*Problem requirements*. Reproduce the following lines verbatim, preserving every character and the line order.

*Stored data*.
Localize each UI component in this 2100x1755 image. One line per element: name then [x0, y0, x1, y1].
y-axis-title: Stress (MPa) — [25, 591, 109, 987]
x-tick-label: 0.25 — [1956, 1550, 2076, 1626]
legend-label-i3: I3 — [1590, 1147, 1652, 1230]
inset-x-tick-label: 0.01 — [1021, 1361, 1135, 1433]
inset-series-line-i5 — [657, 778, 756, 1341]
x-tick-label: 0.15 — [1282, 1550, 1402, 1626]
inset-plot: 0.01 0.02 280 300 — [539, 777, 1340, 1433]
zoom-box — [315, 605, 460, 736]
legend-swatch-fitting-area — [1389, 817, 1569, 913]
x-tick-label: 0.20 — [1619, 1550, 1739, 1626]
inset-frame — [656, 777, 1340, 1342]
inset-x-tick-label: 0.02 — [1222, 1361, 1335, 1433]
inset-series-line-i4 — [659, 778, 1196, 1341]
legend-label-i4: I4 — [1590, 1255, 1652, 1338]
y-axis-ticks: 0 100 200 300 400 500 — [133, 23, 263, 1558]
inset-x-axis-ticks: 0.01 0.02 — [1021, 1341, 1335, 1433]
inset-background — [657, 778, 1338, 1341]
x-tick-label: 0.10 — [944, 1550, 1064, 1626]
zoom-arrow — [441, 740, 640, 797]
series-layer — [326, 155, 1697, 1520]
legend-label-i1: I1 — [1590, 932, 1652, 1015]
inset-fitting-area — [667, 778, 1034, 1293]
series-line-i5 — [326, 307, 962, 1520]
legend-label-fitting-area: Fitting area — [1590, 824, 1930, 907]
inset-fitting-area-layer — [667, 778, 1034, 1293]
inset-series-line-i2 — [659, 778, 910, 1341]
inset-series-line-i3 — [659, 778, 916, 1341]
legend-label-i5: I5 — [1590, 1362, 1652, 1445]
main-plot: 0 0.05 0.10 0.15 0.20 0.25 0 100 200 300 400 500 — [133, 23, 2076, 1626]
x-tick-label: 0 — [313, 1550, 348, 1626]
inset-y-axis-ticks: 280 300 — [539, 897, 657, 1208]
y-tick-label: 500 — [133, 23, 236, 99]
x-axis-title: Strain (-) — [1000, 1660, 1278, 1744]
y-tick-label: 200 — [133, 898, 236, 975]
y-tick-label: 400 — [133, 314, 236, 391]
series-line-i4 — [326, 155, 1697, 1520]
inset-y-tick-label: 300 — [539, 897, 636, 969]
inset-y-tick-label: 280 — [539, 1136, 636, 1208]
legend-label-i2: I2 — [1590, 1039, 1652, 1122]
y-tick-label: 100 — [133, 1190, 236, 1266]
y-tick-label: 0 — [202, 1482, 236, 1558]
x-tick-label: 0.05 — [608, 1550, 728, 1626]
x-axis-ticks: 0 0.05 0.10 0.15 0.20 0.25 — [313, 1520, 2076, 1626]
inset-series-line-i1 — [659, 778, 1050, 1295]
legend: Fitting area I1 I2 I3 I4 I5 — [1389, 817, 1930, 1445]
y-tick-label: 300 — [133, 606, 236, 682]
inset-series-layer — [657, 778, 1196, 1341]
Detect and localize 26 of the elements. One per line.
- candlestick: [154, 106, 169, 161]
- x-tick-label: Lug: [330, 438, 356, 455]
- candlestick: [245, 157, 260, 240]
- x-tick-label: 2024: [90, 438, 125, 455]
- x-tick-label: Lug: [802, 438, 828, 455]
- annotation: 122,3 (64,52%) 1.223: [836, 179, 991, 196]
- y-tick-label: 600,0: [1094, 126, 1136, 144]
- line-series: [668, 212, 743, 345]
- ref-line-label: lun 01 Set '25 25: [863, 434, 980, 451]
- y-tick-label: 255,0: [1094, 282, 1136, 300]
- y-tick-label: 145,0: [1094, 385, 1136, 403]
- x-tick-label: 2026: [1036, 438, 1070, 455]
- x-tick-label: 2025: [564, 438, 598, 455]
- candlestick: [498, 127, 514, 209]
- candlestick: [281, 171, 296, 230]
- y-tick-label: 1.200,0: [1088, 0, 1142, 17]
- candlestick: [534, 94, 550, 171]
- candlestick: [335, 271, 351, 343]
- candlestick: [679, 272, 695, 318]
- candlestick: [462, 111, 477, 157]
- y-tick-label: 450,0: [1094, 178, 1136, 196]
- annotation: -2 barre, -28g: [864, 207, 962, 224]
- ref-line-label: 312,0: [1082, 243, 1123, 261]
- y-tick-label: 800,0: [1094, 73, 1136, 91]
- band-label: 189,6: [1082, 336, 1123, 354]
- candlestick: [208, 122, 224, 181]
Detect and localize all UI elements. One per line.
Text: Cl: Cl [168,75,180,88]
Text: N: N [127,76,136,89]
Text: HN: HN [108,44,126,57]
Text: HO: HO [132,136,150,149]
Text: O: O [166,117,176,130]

*Correct result*.
Localize each UI component in this 2100x1755 image. One line per element: name then [x0, y0, x1, y1].
y-axis-title: Stress (MPa) — [25, 591, 109, 987]
x-tick-label: 0.25 — [1956, 1550, 2076, 1626]
legend-label-i3: I3 — [1590, 1147, 1652, 1230]
inset-x-tick-label: 0.01 — [1021, 1361, 1135, 1433]
inset-series-line-i5 — [657, 778, 756, 1341]
x-tick-label: 0.15 — [1282, 1550, 1402, 1626]
inset-plot: 0.01 0.02 280 300 — [539, 777, 1340, 1433]
zoom-box — [315, 605, 460, 736]
legend-swatch-fitting-area — [1389, 817, 1569, 913]
x-tick-label: 0.20 — [1619, 1550, 1739, 1626]
inset-frame — [656, 777, 1340, 1342]
inset-x-tick-label: 0.02 — [1222, 1361, 1335, 1433]
inset-series-line-i4 — [659, 778, 1196, 1341]
legend-label-i4: I4 — [1590, 1255, 1652, 1338]
y-axis-ticks: 0 100 200 300 400 500 — [133, 23, 263, 1558]
inset-x-axis-ticks: 0.01 0.02 — [1021, 1341, 1335, 1433]
inset-background — [657, 778, 1338, 1341]
x-tick-label: 0.10 — [944, 1550, 1064, 1626]
zoom-arrow — [441, 740, 640, 797]
series-layer — [326, 155, 1697, 1520]
legend-label-i1: I1 — [1590, 932, 1652, 1015]
inset-fitting-area — [667, 778, 1034, 1293]
series-line-i5 — [326, 307, 962, 1520]
legend-label-fitting-area: Fitting area — [1590, 824, 1930, 907]
inset-fitting-area-layer — [667, 778, 1034, 1293]
inset-series-line-i2 — [659, 778, 910, 1341]
inset-series-line-i3 — [659, 778, 916, 1341]
legend-label-i5: I5 — [1590, 1362, 1652, 1445]
main-plot: 0 0.05 0.10 0.15 0.20 0.25 0 100 200 300 400 500 — [133, 23, 2076, 1626]
x-tick-label: 0 — [313, 1550, 348, 1626]
inset-y-axis-ticks: 280 300 — [539, 897, 657, 1208]
y-tick-label: 500 — [133, 23, 236, 99]
x-axis-title: Strain (-) — [1000, 1660, 1278, 1744]
y-tick-label: 200 — [133, 898, 236, 975]
y-tick-label: 400 — [133, 314, 236, 391]
series-line-i4 — [326, 155, 1697, 1520]
inset-y-tick-label: 300 — [539, 897, 636, 969]
inset-y-tick-label: 280 — [539, 1136, 636, 1208]
legend-label-i2: I2 — [1590, 1039, 1652, 1122]
y-tick-label: 100 — [133, 1190, 236, 1266]
y-tick-label: 0 — [202, 1482, 236, 1558]
x-tick-label: 0.05 — [608, 1550, 728, 1626]
x-axis-ticks: 0 0.05 0.10 0.15 0.20 0.25 — [313, 1520, 2076, 1626]
inset-series-line-i1 — [659, 778, 1050, 1295]
legend: Fitting area I1 I2 I3 I4 I5 — [1389, 817, 1930, 1445]
y-tick-label: 300 — [133, 606, 236, 682]
inset-series-layer — [657, 778, 1196, 1341]
Detect and localize 26 of the elements. One per line.
- candlestick: [154, 106, 169, 161]
- x-tick-label: Lug: [330, 438, 356, 455]
- candlestick: [245, 157, 260, 240]
- x-tick-label: 2024: [90, 438, 125, 455]
- x-tick-label: Lug: [802, 438, 828, 455]
- annotation: 122,3 (64,52%) 1.223: [836, 179, 991, 196]
- y-tick-label: 600,0: [1094, 126, 1136, 144]
- line-series: [668, 212, 743, 345]
- ref-line-label: lun 01 Set '25 25: [863, 434, 980, 451]
- y-tick-label: 255,0: [1094, 282, 1136, 300]
- y-tick-label: 145,0: [1094, 385, 1136, 403]
- x-tick-label: 2026: [1036, 438, 1070, 455]
- x-tick-label: 2025: [564, 438, 598, 455]
- candlestick: [498, 127, 514, 209]
- candlestick: [281, 171, 296, 230]
- y-tick-label: 1.200,0: [1088, 0, 1142, 17]
- candlestick: [534, 94, 550, 171]
- candlestick: [335, 271, 351, 343]
- candlestick: [679, 272, 695, 318]
- candlestick: [462, 111, 477, 157]
- y-tick-label: 450,0: [1094, 178, 1136, 196]
- annotation: -2 barre, -28g: [864, 207, 962, 224]
- ref-line-label: 312,0: [1082, 243, 1123, 261]
- y-tick-label: 800,0: [1094, 73, 1136, 91]
- band-label: 189,6: [1082, 336, 1123, 354]
- candlestick: [208, 122, 224, 181]
Detect and localize all UI elements. One per line.
Text: Cl: Cl [168,75,180,88]
Text: N: N [127,76,136,89]
Text: HN: HN [108,44,126,57]
Text: HO: HO [132,136,150,149]
Text: O: O [166,117,176,130]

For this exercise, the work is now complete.